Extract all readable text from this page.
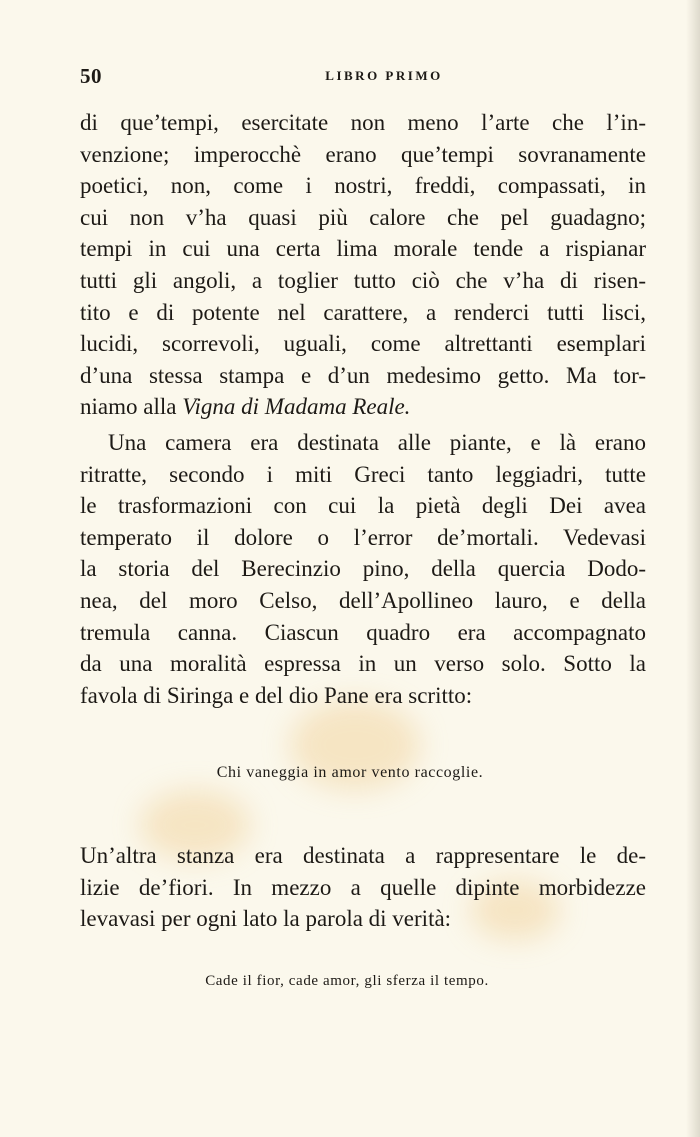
50	LIBRO PRIMO
di que’tempi, esercitate non meno l’arte che l’in-
venzione; imperocchè erano que’tempi sovranamente
poetici, non, come i nostri, freddi, compassati, in
cui non v’ha quasi più calore che pel guadagno;
tempi in cui una certa lima morale tende a rispianar
tutti gli angoli, a toglier tutto ciò che v’ha di risen-
tito e di potente nel carattere, a renderci tutti lisci,
lucidi, scorrevoli, uguali, come altrettanti esemplari
d’una stessa stampa e d’un medesimo getto. Ma tor-
niamo alla Vigna di Madama Reale.
Una camera era destinata alle piante, e là erano
ritratte, secondo i miti Greci tanto leggiadri, tutte
le trasformazioni con cui la pietà degli Dei avea
temperato il dolore o l’error de’mortali. Vedevasi
la storia del Berecinzio pino, della quercia Dodo-
nea, del moro Celso, dell’Apollineo lauro, e della
tremula canna. Ciascun quadro era accompagnato
da una moralità espressa in un verso solo. Sotto la
favola di Siringa e del dio Pane era scritto:
Chi vaneggia in amor vento raccoglie.
Un’altra stanza era destinata a rappresentare le de-
lizie de’fiori. In mezzo a quelle dipinte morbidezze
levavasi per ogni lato la parola di verità:
Cade il fior, cade amor, gli sferza il tempo.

**STATED PROBLEM:** Quote the full listing above word for word; exclude every picture from the copy.

**RESULT OF THIS EXERCISE:**
Extract all readable text from this page.
50	LIBRO PRIMO
di que’tempi, esercitate non meno l’arte che l’in-
venzione; imperocchè erano que’tempi sovranamente
poetici, non, come i nostri, freddi, compassati, in
cui non v’ha quasi più calore che pel guadagno;
tempi in cui una certa lima morale tende a rispianar
tutti gli angoli, a toglier tutto ciò che v’ha di risen-
tito e di potente nel carattere, a renderci tutti lisci,
lucidi, scorrevoli, uguali, come altrettanti esemplari
d’una stessa stampa e d’un medesimo getto. Ma tor-
niamo alla Vigna di Madama Reale.
Una camera era destinata alle piante, e là erano
ritratte, secondo i miti Greci tanto leggiadri, tutte
le trasformazioni con cui la pietà degli Dei avea
temperato il dolore o l’error de’mortali. Vedevasi
la storia del Berecinzio pino, della quercia Dodo-
nea, del moro Celso, dell’Apollineo lauro, e della
tremula canna. Ciascun quadro era accompagnato
da una moralità espressa in un verso solo. Sotto la
favola di Siringa e del dio Pane era scritto:
Chi vaneggia in amor vento raccoglie.
Un’altra stanza era destinata a rappresentare le de-
lizie de’fiori. In mezzo a quelle dipinte morbidezze
levavasi per ogni lato la parola di verità:
Cade il fior, cade amor, gli sferza il tempo.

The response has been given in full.